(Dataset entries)
◇ ◇ ◇ ◇ ◇
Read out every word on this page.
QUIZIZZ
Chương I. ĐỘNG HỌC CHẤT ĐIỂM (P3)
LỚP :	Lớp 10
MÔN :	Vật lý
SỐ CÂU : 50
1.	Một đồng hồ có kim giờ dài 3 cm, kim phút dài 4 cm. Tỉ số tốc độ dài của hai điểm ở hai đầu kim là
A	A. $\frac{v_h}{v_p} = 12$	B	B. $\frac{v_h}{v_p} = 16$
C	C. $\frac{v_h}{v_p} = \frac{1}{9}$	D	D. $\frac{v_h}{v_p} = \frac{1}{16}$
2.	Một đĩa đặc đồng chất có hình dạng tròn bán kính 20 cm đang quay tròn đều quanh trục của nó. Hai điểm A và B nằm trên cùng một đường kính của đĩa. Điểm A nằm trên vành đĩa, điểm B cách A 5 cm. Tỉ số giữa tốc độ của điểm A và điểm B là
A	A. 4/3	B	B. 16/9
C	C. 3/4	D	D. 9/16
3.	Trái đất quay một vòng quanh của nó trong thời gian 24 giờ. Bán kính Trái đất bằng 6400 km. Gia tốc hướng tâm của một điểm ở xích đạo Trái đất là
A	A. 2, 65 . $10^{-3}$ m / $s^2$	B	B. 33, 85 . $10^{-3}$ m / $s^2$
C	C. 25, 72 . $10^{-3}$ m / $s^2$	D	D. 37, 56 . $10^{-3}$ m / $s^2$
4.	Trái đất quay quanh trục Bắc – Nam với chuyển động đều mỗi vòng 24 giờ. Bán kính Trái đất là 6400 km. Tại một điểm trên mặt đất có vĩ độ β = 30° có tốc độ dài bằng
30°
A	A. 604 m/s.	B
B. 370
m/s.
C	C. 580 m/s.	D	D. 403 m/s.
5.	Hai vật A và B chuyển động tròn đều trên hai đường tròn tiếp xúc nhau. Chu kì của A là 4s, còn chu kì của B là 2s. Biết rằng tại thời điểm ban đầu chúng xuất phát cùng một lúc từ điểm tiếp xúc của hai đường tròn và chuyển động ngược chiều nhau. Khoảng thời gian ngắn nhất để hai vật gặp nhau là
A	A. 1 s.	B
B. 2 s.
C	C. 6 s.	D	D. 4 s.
◇ ◇ ◇ ◇ ◇
Determine the number of lines where the string "frac" occurs, and give that number only.

2